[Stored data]
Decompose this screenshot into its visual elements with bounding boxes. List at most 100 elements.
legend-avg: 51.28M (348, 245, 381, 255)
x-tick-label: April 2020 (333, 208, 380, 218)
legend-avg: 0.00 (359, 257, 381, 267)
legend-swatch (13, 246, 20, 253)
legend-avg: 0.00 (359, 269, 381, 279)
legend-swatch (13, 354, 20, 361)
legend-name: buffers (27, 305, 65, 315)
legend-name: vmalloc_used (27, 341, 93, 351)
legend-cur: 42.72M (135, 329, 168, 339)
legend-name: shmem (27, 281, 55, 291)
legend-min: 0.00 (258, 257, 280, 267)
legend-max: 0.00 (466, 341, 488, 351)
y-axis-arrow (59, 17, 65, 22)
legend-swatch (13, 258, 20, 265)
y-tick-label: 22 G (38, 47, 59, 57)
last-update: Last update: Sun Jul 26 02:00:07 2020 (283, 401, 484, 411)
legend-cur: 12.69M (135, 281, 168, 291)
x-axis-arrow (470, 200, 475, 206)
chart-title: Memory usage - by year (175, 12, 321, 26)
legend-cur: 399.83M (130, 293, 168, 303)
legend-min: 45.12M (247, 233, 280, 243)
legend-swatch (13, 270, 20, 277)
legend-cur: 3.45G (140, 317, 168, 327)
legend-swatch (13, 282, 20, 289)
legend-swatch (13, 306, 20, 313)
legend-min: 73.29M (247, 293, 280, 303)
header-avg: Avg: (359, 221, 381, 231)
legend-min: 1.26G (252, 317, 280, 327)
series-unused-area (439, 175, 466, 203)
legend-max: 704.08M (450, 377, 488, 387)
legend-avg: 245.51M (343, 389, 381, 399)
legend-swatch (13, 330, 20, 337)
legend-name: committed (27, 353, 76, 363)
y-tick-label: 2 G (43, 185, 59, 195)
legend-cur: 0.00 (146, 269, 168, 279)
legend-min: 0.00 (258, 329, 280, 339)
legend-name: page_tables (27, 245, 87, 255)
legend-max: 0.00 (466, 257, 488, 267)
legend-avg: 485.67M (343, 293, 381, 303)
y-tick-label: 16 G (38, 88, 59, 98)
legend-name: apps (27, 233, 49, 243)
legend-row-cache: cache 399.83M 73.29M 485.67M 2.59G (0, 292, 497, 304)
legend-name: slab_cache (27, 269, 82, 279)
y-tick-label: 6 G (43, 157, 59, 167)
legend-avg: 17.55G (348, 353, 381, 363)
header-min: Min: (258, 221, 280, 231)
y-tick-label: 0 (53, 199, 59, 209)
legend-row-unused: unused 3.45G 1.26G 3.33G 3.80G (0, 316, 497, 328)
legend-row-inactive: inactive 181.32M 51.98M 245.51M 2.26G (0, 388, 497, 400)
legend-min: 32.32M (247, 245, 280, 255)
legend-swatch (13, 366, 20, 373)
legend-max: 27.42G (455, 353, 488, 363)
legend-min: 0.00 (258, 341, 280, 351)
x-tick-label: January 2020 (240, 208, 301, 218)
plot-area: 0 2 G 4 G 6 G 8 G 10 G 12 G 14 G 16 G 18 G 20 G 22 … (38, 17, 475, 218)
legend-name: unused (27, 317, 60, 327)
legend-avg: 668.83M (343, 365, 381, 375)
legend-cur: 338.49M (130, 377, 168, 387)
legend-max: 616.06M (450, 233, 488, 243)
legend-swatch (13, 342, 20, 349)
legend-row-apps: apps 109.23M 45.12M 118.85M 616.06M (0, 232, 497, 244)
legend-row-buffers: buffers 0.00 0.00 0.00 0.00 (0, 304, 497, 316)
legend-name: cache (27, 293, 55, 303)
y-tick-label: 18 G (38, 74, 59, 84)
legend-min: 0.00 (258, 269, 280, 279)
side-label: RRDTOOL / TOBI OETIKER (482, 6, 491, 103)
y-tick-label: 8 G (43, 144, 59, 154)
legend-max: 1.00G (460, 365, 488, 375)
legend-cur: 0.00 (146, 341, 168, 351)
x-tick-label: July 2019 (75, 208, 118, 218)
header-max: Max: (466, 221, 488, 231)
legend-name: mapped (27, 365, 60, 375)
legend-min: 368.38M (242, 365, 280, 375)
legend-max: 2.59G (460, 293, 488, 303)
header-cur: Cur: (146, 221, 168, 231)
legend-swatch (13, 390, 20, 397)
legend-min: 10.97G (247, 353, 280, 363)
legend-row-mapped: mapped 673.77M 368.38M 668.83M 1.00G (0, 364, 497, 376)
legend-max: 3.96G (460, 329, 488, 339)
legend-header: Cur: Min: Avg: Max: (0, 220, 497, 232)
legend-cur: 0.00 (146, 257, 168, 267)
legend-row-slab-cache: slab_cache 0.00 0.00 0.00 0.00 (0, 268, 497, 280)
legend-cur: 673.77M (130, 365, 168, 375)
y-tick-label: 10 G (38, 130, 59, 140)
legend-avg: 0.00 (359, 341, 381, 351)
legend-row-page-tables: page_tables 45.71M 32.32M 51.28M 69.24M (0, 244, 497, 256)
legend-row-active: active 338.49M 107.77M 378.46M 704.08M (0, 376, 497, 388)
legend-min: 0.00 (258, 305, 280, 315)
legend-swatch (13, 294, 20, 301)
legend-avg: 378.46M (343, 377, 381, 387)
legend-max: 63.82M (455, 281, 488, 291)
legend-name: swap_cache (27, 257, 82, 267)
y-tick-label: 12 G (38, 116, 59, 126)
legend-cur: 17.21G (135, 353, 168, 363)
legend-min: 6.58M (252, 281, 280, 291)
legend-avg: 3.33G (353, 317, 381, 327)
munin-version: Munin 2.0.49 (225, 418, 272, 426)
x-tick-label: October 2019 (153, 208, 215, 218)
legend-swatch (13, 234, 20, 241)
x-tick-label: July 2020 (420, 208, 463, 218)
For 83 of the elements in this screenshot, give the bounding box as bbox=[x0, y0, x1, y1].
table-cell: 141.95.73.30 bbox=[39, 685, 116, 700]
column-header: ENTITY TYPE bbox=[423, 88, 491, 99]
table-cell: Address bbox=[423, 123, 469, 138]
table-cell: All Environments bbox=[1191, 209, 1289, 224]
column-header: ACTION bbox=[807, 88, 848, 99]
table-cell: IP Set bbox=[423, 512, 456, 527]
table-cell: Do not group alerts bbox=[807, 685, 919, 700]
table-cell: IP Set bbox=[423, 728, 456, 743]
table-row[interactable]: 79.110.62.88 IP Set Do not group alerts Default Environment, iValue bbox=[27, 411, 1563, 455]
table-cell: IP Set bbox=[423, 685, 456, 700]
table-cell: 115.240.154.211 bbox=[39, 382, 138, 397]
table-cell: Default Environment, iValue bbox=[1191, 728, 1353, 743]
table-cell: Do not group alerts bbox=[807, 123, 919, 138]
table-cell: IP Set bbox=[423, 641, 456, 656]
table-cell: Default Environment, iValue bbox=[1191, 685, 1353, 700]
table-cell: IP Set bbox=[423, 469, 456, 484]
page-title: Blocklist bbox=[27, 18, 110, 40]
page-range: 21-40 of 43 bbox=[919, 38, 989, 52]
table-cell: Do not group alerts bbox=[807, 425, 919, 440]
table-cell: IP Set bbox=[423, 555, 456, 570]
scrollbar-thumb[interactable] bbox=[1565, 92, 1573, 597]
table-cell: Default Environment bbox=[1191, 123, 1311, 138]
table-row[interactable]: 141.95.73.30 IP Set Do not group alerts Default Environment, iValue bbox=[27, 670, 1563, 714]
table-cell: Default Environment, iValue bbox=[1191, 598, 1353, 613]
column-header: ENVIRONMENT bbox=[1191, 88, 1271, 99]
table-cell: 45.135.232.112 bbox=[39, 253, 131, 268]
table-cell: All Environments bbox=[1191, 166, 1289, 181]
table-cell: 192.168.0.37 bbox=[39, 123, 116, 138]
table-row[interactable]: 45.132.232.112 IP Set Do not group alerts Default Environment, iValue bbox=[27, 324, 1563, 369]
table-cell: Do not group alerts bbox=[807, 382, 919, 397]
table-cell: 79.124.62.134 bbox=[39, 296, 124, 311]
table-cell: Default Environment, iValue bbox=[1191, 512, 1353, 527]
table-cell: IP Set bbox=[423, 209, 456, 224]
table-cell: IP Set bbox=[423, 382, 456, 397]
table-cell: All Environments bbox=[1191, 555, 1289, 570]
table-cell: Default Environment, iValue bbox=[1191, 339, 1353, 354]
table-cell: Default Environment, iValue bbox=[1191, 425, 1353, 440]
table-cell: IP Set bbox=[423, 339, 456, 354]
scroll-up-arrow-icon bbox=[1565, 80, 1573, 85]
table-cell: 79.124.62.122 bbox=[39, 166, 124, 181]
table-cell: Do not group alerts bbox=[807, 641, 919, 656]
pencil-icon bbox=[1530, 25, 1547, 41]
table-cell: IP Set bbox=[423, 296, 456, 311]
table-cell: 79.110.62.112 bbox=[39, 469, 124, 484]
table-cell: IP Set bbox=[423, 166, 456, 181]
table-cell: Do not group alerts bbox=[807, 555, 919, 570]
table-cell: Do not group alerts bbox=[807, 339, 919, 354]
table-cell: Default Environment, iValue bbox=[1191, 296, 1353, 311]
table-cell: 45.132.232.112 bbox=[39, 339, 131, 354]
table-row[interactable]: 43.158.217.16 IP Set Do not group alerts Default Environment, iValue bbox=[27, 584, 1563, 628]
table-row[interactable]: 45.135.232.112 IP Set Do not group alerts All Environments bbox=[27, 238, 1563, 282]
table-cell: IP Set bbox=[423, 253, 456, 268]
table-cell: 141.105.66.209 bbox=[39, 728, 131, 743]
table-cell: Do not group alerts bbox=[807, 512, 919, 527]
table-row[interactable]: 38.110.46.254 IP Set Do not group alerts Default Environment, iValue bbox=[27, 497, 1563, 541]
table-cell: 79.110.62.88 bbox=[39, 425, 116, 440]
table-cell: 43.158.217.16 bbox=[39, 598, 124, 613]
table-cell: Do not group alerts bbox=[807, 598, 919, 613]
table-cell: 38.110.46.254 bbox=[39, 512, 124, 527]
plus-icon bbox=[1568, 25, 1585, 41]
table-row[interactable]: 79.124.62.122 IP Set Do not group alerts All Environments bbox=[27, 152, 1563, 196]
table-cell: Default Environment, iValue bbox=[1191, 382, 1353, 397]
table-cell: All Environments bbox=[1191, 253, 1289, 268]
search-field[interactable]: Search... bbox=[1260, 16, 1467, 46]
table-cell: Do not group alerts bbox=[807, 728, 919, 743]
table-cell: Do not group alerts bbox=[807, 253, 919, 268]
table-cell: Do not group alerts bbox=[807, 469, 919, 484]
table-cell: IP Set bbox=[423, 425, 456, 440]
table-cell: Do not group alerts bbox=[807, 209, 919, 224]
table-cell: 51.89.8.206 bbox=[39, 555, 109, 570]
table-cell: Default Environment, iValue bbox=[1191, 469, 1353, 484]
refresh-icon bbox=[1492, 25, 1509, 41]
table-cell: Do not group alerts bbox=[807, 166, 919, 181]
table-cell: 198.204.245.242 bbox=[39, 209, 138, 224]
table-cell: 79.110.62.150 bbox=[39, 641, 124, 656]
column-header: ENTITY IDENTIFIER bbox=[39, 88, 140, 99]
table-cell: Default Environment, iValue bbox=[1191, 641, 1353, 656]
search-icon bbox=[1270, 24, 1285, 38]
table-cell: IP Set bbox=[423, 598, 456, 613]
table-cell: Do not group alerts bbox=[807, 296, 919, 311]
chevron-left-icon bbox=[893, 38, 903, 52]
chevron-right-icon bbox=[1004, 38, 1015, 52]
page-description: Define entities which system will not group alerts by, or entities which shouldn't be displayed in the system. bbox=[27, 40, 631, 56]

▶ **Job**: Gather every line of the data above that contains the string "area", and list them in the order they appear.

▶ **Response to the exercise**:
series-unused-area (439, 175, 466, 203)
plot-area: 0 2 G 4 G 6 G 8 G 10 G 12 G 14 G 16 G 18 G 20 G 22 … (38, 17, 475, 218)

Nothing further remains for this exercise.